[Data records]
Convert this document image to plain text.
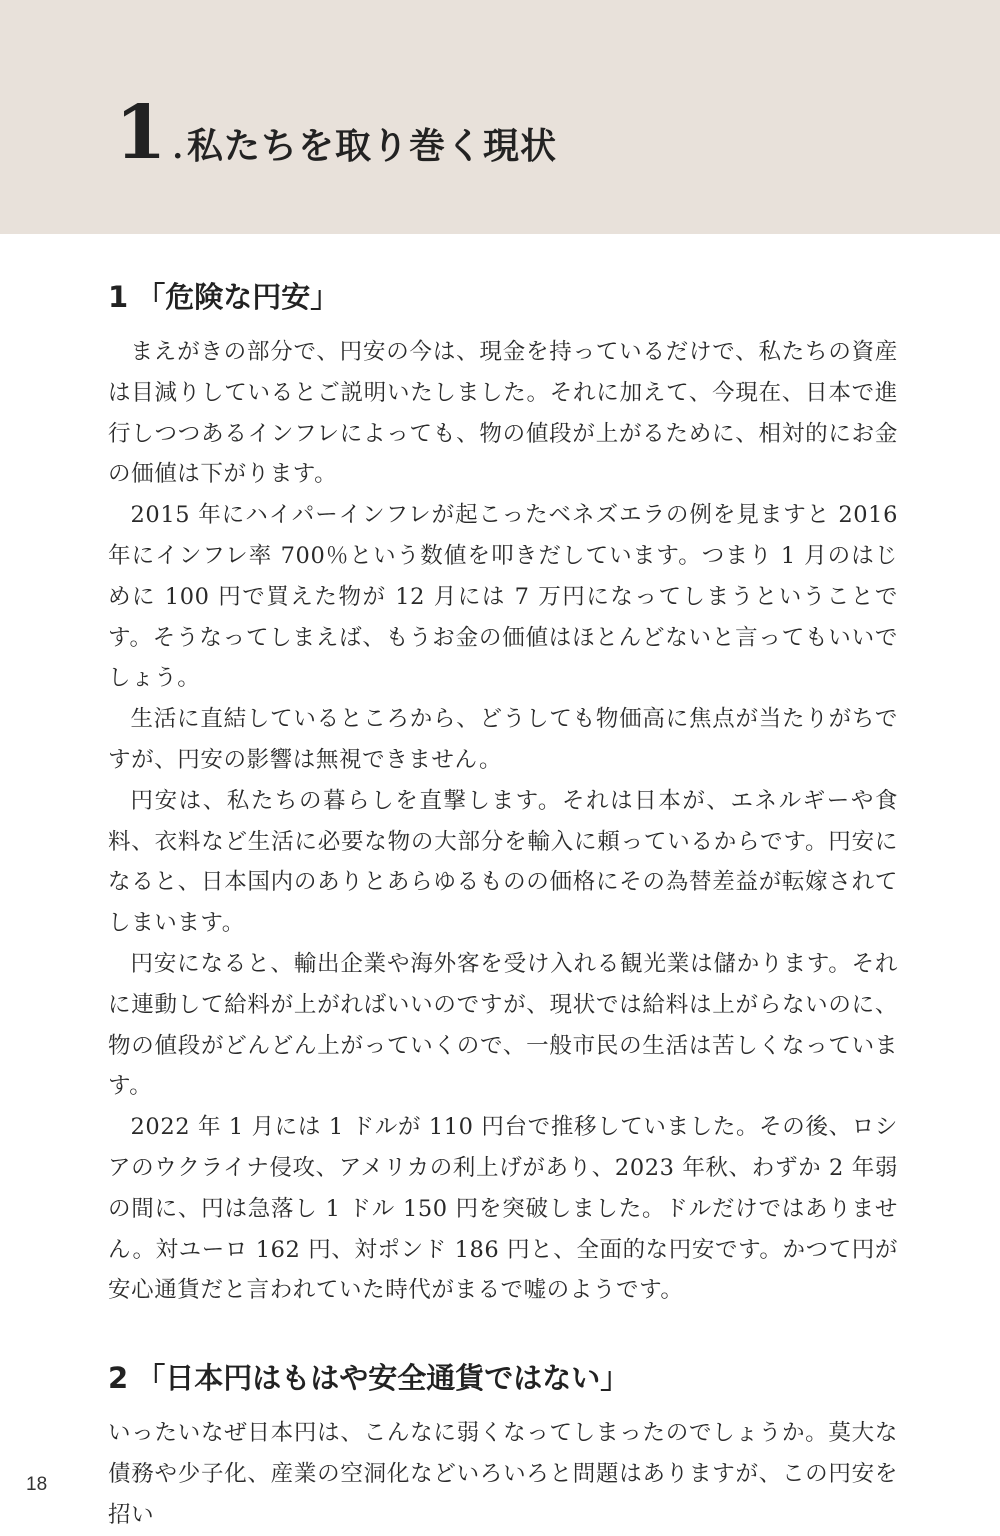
1 . 私たちを取り巻く現状
1 「危険な円安」

まえがきの部分で、円安の今は、現金を持っているだけで、私たちの資産は目減りしているとご説明いたしました。それに加えて、今現在、日本で進行しつつあるインフレによっても、物の値段が上がるために、相対的にお金の価値は下がります。

2015 年にハイパーインフレが起こったベネズエラの例を見ますと 2016 年にインフレ率 700％という数値を叩きだしています。つまり 1 月のはじめに 100 円で買えた物が 12 月には 7 万円になってしまうということです。そうなってしまえば、もうお金の価値はほとんどないと言ってもいいでしょう。

生活に直結しているところから、どうしても物価高に焦点が当たりがちですが、円安の影響は無視できません。

円安は、私たちの暮らしを直撃します。それは日本が、エネルギーや食料、衣料など生活に必要な物の大部分を輸入に頼っているからです。円安になると、日本国内のありとあらゆるものの価格にその為替差益が転嫁されてしまいます。

円安になると、輸出企業や海外客を受け入れる観光業は儲かります。それに連動して給料が上がればいいのですが、現状では給料は上がらないのに、物の値段がどんどん上がっていくので、一般市民の生活は苦しくなっています。

2022 年 1 月には 1 ドルが 110 円台で推移していました。その後、ロシアのウクライナ侵攻、アメリカの利上げがあり、2023 年秋、わずか 2 年弱の間に、円は急落し 1 ドル 150 円を突破しました。ドルだけではありません。対ユーロ 162 円、対ポンド 186 円と、全面的な円安です。かつて円が安心通貨だと言われていた時代がまるで嘘のようです。

2 「日本円はもはや安全通貨ではない」

いったいなぜ日本円は、こんなに弱くなってしまったのでしょうか。莫大な債務や少子化、産業の空洞化などいろいろと問題はありますが、この円安を招い

18
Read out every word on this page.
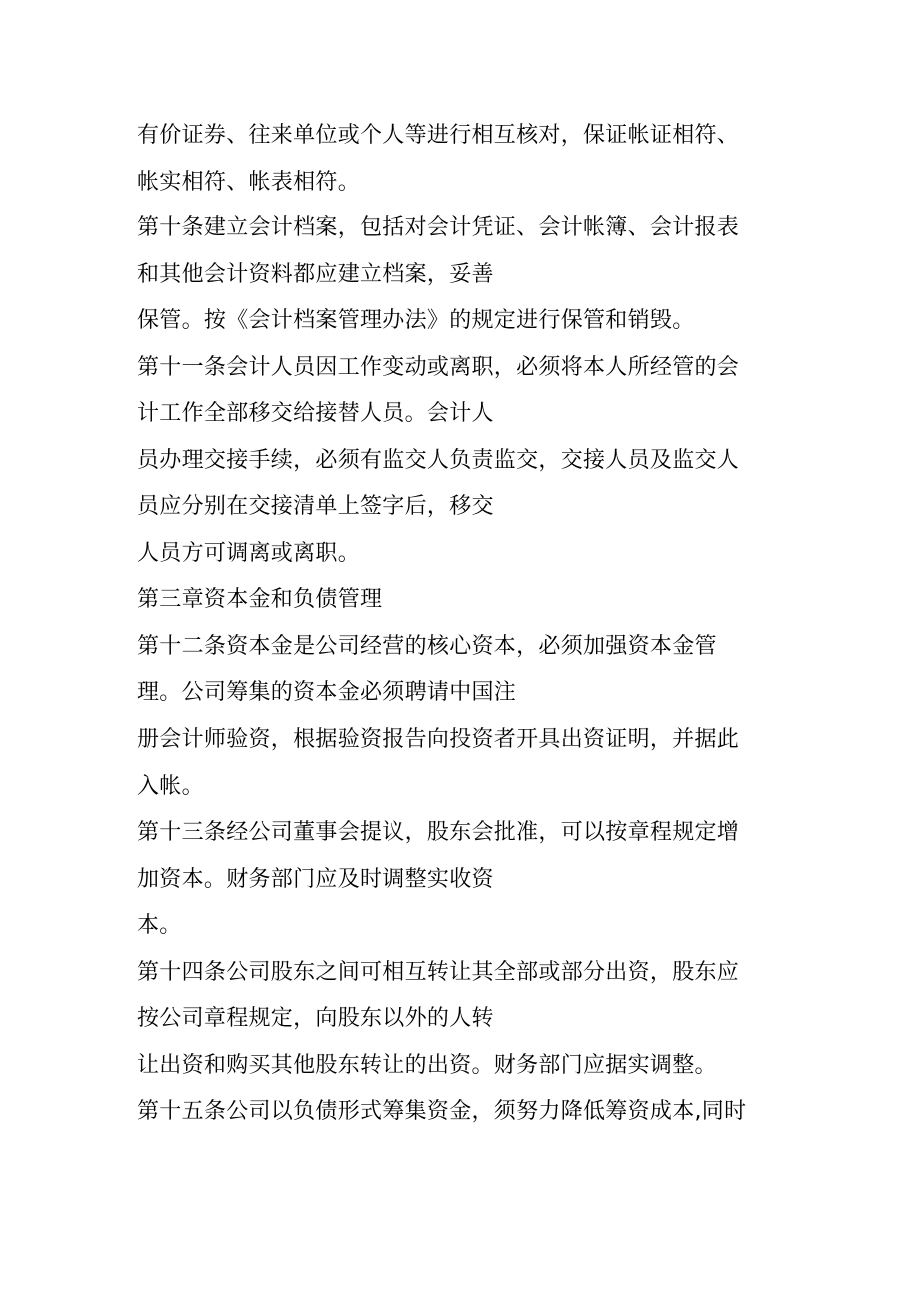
有价证券、往来单位或个人等进行相互核对，保证帐证相符、
帐实相符、帐表相符。
第十条建立会计档案，包括对会计凭证、会计帐簿、会计报表
和其他会计资料都应建立档案，妥善
保管。按《会计档案管理办法》的规定进行保管和销毁。
第十一条会计人员因工作变动或离职，必须将本人所经管的会
计工作全部移交给接替人员。会计人
员办理交接手续，必须有监交人负责监交，交接人员及监交人
员应分别在交接清单上签字后，移交
人员方可调离或离职。
第三章资本金和负债管理
第十二条资本金是公司经营的核心资本，必须加强资本金管
理。公司筹集的资本金必须聘请中国注
册会计师验资，根据验资报告向投资者开具出资证明，并据此
入帐。
第十三条经公司董事会提议，股东会批准，可以按章程规定增
加资本。财务部门应及时调整实收资
本。
第十四条公司股东之间可相互转让其全部或部分出资，股东应
按公司章程规定，向股东以外的人转
让出资和购买其他股东转让的出资。财务部门应据实调整。
第十五条公司以负债形式筹集资金，须努力降低筹资成本,同时
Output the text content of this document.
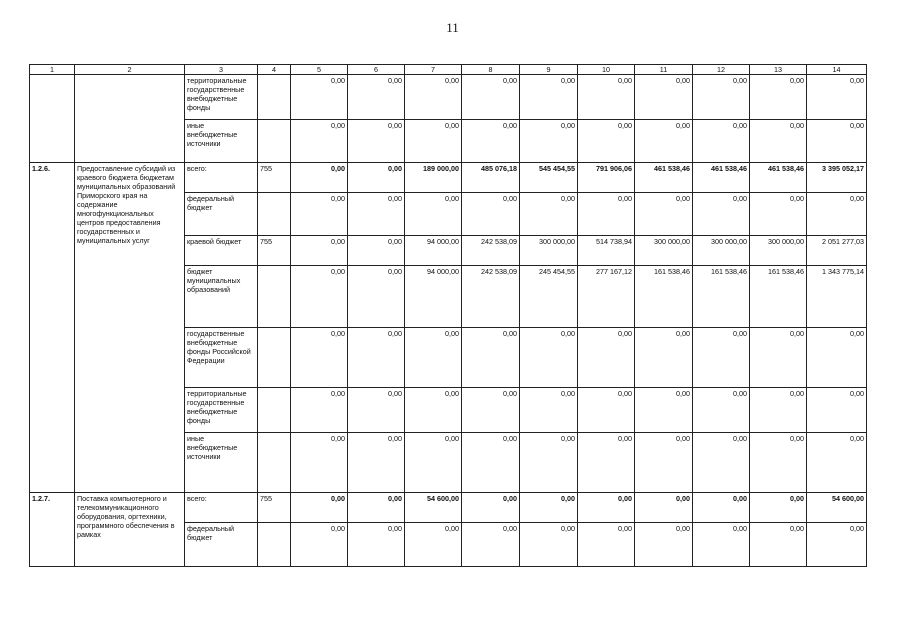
11
1	2	3	4	5	6	7	8	9	10	11	12	13	14
		территориальные государственные внебюджетные фонды		0,00	0,00	0,00	0,00	0,00	0,00	0,00	0,00	0,00	0,00
		иные внебюджетные источники		0,00	0,00	0,00	0,00	0,00	0,00	0,00	0,00	0,00	0,00
1.2.6.	Предоставление субсидий из краевого бюджета бюджетам муниципальных образований Приморского края на содержание многофункциональных центров предоставления государственных и муниципальных услуг	всего:	755	0,00	0,00	189 000,00	485 076,18	545 454,55	791 906,06	461 538,46	461 538,46	461 538,46	3 395 052,17
		федеральный бюджет		0,00	0,00	0,00	0,00	0,00	0,00	0,00	0,00	0,00	0,00
		краевой бюджет	755	0,00	0,00	94 000,00	242 538,09	300 000,00	514 738,94	300 000,00	300 000,00	300 000,00	2 051 277,03
		бюджет муниципальных образований		0,00	0,00	94 000,00	242 538,09	245 454,55	277 167,12	161 538,46	161 538,46	161 538,46	1 343 775,14
		государственные внебюджетные фонды Российской Федерации		0,00	0,00	0,00	0,00	0,00	0,00	0,00	0,00	0,00	0,00
		территориальные государственные внебюджетные фонды		0,00	0,00	0,00	0,00	0,00	0,00	0,00	0,00	0,00	0,00
		иные внебюджетные источники		0,00	0,00	0,00	0,00	0,00	0,00	0,00	0,00	0,00	0,00
1.2.7.	Поставка компьютерного и телекоммуникационного оборудования, оргтехники, программного обеспечения в рамках	всего:	755	0,00	0,00	54 600,00	0,00	0,00	0,00	0,00	0,00	0,00	54 600,00
		федеральный бюджет		0,00	0,00	0,00	0,00	0,00	0,00	0,00	0,00	0,00	0,00
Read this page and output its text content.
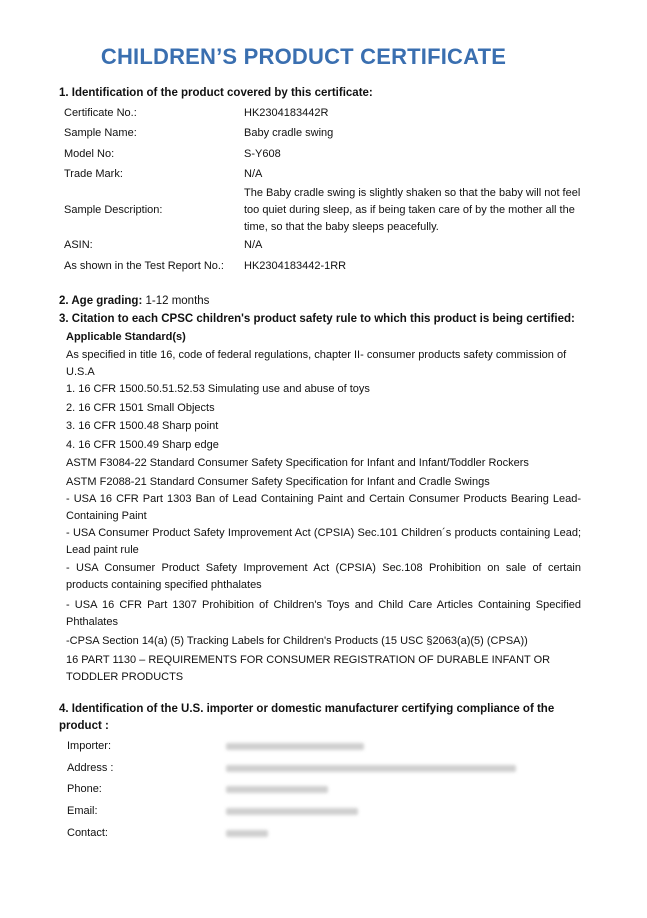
CHILDREN’S PRODUCT CERTIFICATE
1. Identification of the product covered by this certificate:
Certificate No.:	HK2304183442R
Sample Name:	Baby cradle swing
Model No:	S-Y608
Trade Mark:	N/A
Sample Description:
The Baby cradle swing is slightly shaken so that the baby will not feel too quiet during sleep, as if being taken care of by the mother all the time, so that the baby sleeps peacefully.
ASIN:	N/A
As shown in the Test Report No.: HK2304183442-1RR
2. Age grading: 1-12 months
3. Citation to each CPSC children's product safety rule to which this product is being certified:
Applicable Standard(s)
As specified in title 16, code of federal regulations, chapter II- consumer products safety commission of U.S.A
1. 16 CFR 1500.50.51.52.53 Simulating use and abuse of toys
2. 16 CFR 1501 Small Objects
3. 16 CFR 1500.48 Sharp point
4. 16 CFR 1500.49 Sharp edge
ASTM F3084-22 Standard Consumer Safety Specification for Infant and Infant/Toddler Rockers
ASTM F2088-21 Standard Consumer Safety Specification for Infant and Cradle Swings
- USA 16 CFR Part 1303 Ban of Lead Containing Paint and Certain Consumer Products Bearing Lead- Containing Paint
- USA Consumer Product Safety Improvement Act (CPSIA) Sec.101 Children´s products containing Lead; Lead paint rule
- USA Consumer Product Safety Improvement Act (CPSIA) Sec.108 Prohibition on sale of certain products containing specified phthalates
- USA 16 CFR Part 1307 Prohibition of Children's Toys and Child Care Articles Containing Specified Phthalates
-CPSA Section 14(a) (5) Tracking Labels for Children's Products (15 USC §2063(a)(5) (CPSA))
16 PART 1130 – REQUIREMENTS FOR CONSUMER REGISTRATION OF DURABLE INFANT OR TODDLER PRODUCTS
4. Identification of the U.S. importer or domestic manufacturer certifying compliance of the product :
Importer:
Address :
Phone:
Email:
Contact:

Challenge: Reproduce the records verbatim, omitting all images they contain.

Reply:
Convert this document image to plain text.
1 . 私たちを取り巻く現状
1 「危険な円安」

まえがきの部分で、円安の今は、現金を持っているだけで、私たちの資産は目減りしているとご説明いたしました。それに加えて、今現在、日本で進行しつつあるインフレによっても、物の値段が上がるために、相対的にお金の価値は下がります。

2015 年にハイパーインフレが起こったベネズエラの例を見ますと 2016 年にインフレ率 700％という数値を叩きだしています。つまり 1 月のはじめに 100 円で買えた物が 12 月には 7 万円になってしまうということです。そうなってしまえば、もうお金の価値はほとんどないと言ってもいいでしょう。

生活に直結しているところから、どうしても物価高に焦点が当たりがちですが、円安の影響は無視できません。

円安は、私たちの暮らしを直撃します。それは日本が、エネルギーや食料、衣料など生活に必要な物の大部分を輸入に頼っているからです。円安になると、日本国内のありとあらゆるものの価格にその為替差益が転嫁されてしまいます。

円安になると、輸出企業や海外客を受け入れる観光業は儲かります。それに連動して給料が上がればいいのですが、現状では給料は上がらないのに、物の値段がどんどん上がっていくので、一般市民の生活は苦しくなっています。

2022 年 1 月には 1 ドルが 110 円台で推移していました。その後、ロシアのウクライナ侵攻、アメリカの利上げがあり、2023 年秋、わずか 2 年弱の間に、円は急落し 1 ドル 150 円を突破しました。ドルだけではありません。対ユーロ 162 円、対ポンド 186 円と、全面的な円安です。かつて円が安心通貨だと言われていた時代がまるで嘘のようです。

2 「日本円はもはや安全通貨ではない」

いったいなぜ日本円は、こんなに弱くなってしまったのでしょうか。莫大な債務や少子化、産業の空洞化などいろいろと問題はありますが、この円安を招い

18
Read out every word on this page.
有价证券、往来单位或个人等进行相互核对，保证帐证相符、
帐实相符、帐表相符。
第十条建立会计档案，包括对会计凭证、会计帐簿、会计报表
和其他会计资料都应建立档案，妥善
保管。按《会计档案管理办法》的规定进行保管和销毁。
第十一条会计人员因工作变动或离职，必须将本人所经管的会
计工作全部移交给接替人员。会计人
员办理交接手续，必须有监交人负责监交，交接人员及监交人
员应分别在交接清单上签字后，移交
人员方可调离或离职。
第三章资本金和负债管理
第十二条资本金是公司经营的核心资本，必须加强资本金管
理。公司筹集的资本金必须聘请中国注
册会计师验资，根据验资报告向投资者开具出资证明，并据此
入帐。
第十三条经公司董事会提议，股东会批准，可以按章程规定增
加资本。财务部门应及时调整实收资
本。
第十四条公司股东之间可相互转让其全部或部分出资，股东应
按公司章程规定，向股东以外的人转
让出资和购买其他股东转让的出资。财务部门应据实调整。
第十五条公司以负债形式筹集资金，须努力降低筹资成本,同时
Output the text content of this document.
11
1	2	3	4	5	6	7	8	9	10	11	12	13	14
		территориальные государственные внебюджетные фонды		0,00	0,00	0,00	0,00	0,00	0,00	0,00	0,00	0,00	0,00
		иные внебюджетные источники		0,00	0,00	0,00	0,00	0,00	0,00	0,00	0,00	0,00	0,00
1.2.6.	Предоставление субсидий из краевого бюджета бюджетам муниципальных образований Приморского края на содержание многофункциональных центров предоставления государственных и муниципальных услуг	всего:	755	0,00	0,00	189 000,00	485 076,18	545 454,55	791 906,06	461 538,46	461 538,46	461 538,46	3 395 052,17
		федеральный бюджет		0,00	0,00	0,00	0,00	0,00	0,00	0,00	0,00	0,00	0,00
		краевой бюджет	755	0,00	0,00	94 000,00	242 538,09	300 000,00	514 738,94	300 000,00	300 000,00	300 000,00	2 051 277,03
		бюджет муниципальных образований		0,00	0,00	94 000,00	242 538,09	245 454,55	277 167,12	161 538,46	161 538,46	161 538,46	1 343 775,14
		государственные внебюджетные фонды Российской Федерации		0,00	0,00	0,00	0,00	0,00	0,00	0,00	0,00	0,00	0,00
		территориальные государственные внебюджетные фонды		0,00	0,00	0,00	0,00	0,00	0,00	0,00	0,00	0,00	0,00
		иные внебюджетные источники		0,00	0,00	0,00	0,00	0,00	0,00	0,00	0,00	0,00	0,00
1.2.7.	Поставка компьютерного и телекоммуникационного оборудования, оргтехники, программного обеспечения в рамках	всего:	755	0,00	0,00	54 600,00	0,00	0,00	0,00	0,00	0,00	0,00	54 600,00
		федеральный бюджет		0,00	0,00	0,00	0,00	0,00	0,00	0,00	0,00	0,00	0,00
Read this page and output its text content.
CHILDREN’S PRODUCT CERTIFICATE
1. Identification of the product covered by this certificate:
Certificate No.:	HK2304183442R
Sample Name:	Baby cradle swing
Model No:	S-Y608
Trade Mark:	N/A
Sample Description:
The Baby cradle swing is slightly shaken so that the baby will not feel too quiet during sleep, as if being taken care of by the mother all the time, so that the baby sleeps peacefully.
ASIN:	N/A
As shown in the Test Report No.: HK2304183442-1RR
2. Age grading: 1-12 months
3. Citation to each CPSC children's product safety rule to which this product is being certified:
Applicable Standard(s)
As specified in title 16, code of federal regulations, chapter II- consumer products safety commission of U.S.A
1. 16 CFR 1500.50.51.52.53 Simulating use and abuse of toys
2. 16 CFR 1501 Small Objects
3. 16 CFR 1500.48 Sharp point
4. 16 CFR 1500.49 Sharp edge
ASTM F3084-22 Standard Consumer Safety Specification for Infant and Infant/Toddler Rockers
ASTM F2088-21 Standard Consumer Safety Specification for Infant and Cradle Swings
- USA 16 CFR Part 1303 Ban of Lead Containing Paint and Certain Consumer Products Bearing Lead- Containing Paint
- USA Consumer Product Safety Improvement Act (CPSIA) Sec.101 Children´s products containing Lead; Lead paint rule
- USA Consumer Product Safety Improvement Act (CPSIA) Sec.108 Prohibition on sale of certain products containing specified phthalates
- USA 16 CFR Part 1307 Prohibition of Children's Toys and Child Care Articles Containing Specified Phthalates
-CPSA Section 14(a) (5) Tracking Labels for Children's Products (15 USC §2063(a)(5) (CPSA))
16 PART 1130 – REQUIREMENTS FOR CONSUMER REGISTRATION OF DURABLE INFANT OR TODDLER PRODUCTS
4. Identification of the U.S. importer or domestic manufacturer certifying compliance of the product :
Importer:
Address :
Phone:
Email:
Contact:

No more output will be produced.